-- Start SOURCE RECORDS --
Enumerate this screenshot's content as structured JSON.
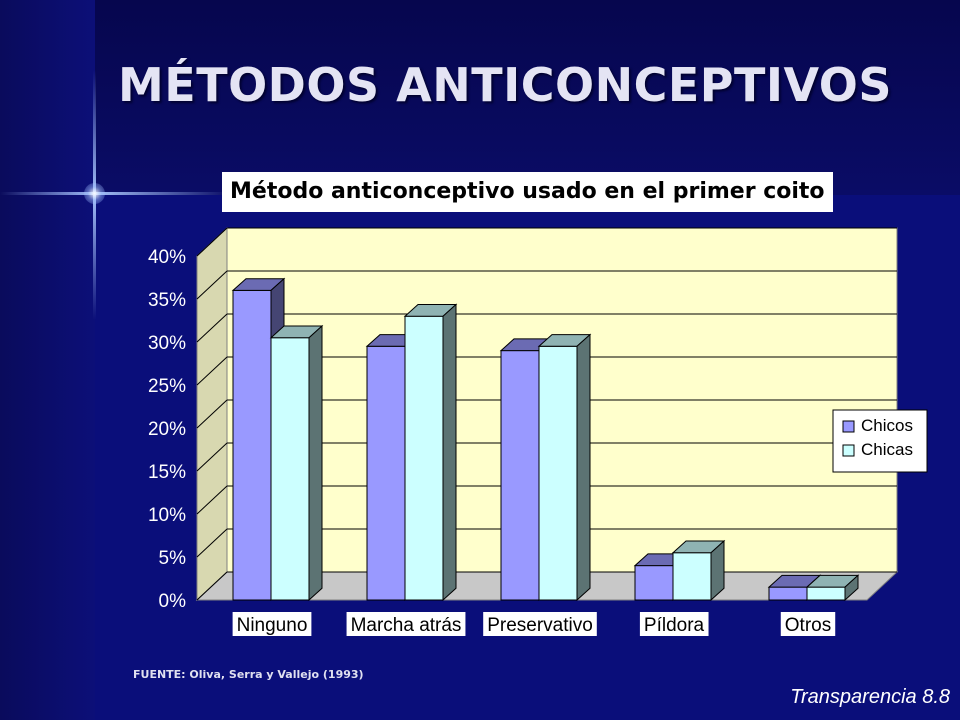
{
  "slide": {
    "title": "MÉTODOS ANTICONCEPTIVOS",
    "source_note": "FUENTE: Oliva, Serra y Vallejo  (1993)",
    "slide_number": "Transparencia 8.8"
  },
  "colors": {
    "background": "#0a0e7a",
    "plot_area": "#ffffcc",
    "chicos": "#9999ff",
    "chicas": "#ccffff"
  },
  "chart_data": {
    "type": "bar",
    "title": "Método anticonceptivo usado en el primer coito",
    "categories": [
      "Ninguno",
      "Marcha atrás",
      "Preservativo",
      "Píldora",
      "Otros"
    ],
    "series": [
      {
        "name": "Chicos",
        "values": [
          36,
          29.5,
          29,
          4,
          1.5
        ]
      },
      {
        "name": "Chicas",
        "values": [
          30.5,
          33,
          29.5,
          5.5,
          1.5
        ]
      }
    ],
    "y_ticks": [
      "0%",
      "5%",
      "10%",
      "15%",
      "20%",
      "25%",
      "30%",
      "35%",
      "40%"
    ],
    "ylim": [
      0,
      40
    ],
    "grid": true,
    "legend": "right",
    "xlabel": "",
    "ylabel": ""
  }
}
-- End SOURCE RECORDS --
Check every line for "title" and show the ones that have it.

# WRITTEN ANSWER
    "title": "MÉTODOS ANTICONCEPTIVOS",
    "title": "Método anticonceptivo usado en el primer coito",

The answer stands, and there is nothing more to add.